Data records:
------------------------------------------------------------------------

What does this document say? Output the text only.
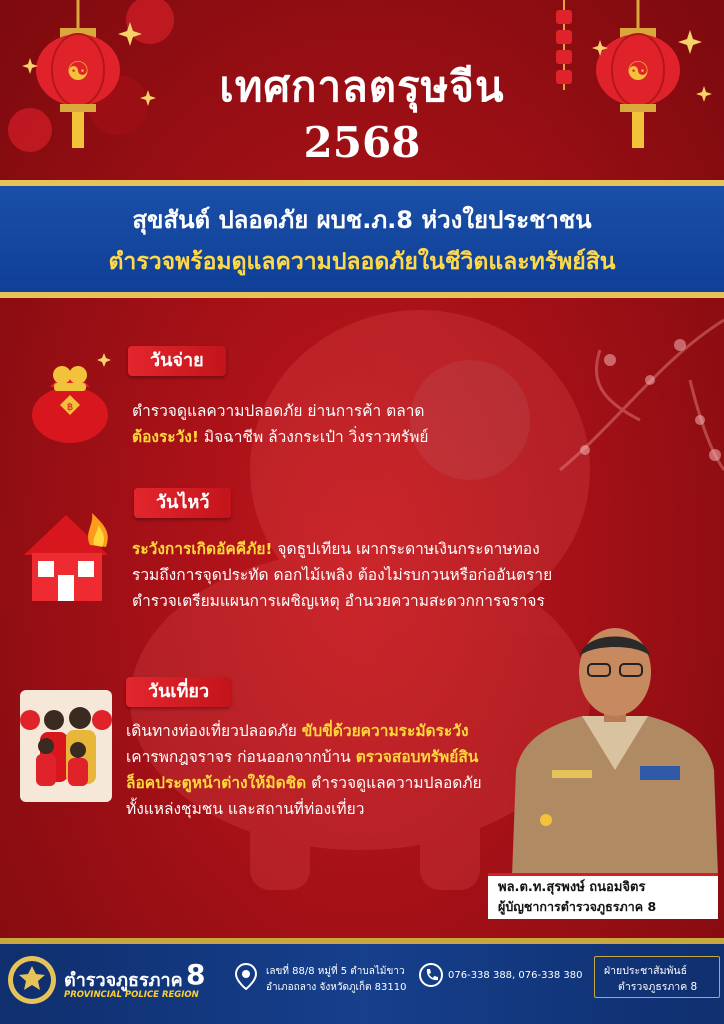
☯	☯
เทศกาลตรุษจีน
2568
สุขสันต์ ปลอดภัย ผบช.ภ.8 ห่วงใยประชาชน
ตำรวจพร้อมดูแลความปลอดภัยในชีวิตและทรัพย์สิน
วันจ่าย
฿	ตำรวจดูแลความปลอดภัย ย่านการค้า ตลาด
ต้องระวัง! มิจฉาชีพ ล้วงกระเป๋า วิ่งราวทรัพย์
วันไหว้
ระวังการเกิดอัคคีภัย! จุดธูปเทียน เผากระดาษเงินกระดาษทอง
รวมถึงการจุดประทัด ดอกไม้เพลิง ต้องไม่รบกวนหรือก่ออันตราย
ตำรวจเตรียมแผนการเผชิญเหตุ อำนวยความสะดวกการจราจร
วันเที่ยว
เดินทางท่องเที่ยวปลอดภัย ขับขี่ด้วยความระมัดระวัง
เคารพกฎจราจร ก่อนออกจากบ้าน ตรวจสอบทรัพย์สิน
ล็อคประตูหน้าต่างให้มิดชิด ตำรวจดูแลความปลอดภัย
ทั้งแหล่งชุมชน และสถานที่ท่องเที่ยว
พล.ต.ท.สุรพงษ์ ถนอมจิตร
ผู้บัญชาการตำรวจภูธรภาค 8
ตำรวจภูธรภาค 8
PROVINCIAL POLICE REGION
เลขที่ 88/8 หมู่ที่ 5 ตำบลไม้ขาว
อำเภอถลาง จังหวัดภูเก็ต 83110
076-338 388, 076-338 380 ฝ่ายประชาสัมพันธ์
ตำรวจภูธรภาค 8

------------------------------------------------------------------------

[Your goal] Wherever a line in the data above holds "แลความปลอดภ", copy that line.

[The solution]
ตำรวจพร้อมดูแลความปลอดภัยในชีวิตและทรัพย์สิน
฿	ตำรวจดูแลความปลอดภัย ย่านการค้า ตลาด
ล็อคประตูหน้าต่างให้มิดชิด ตำรวจดูแลความปลอดภัย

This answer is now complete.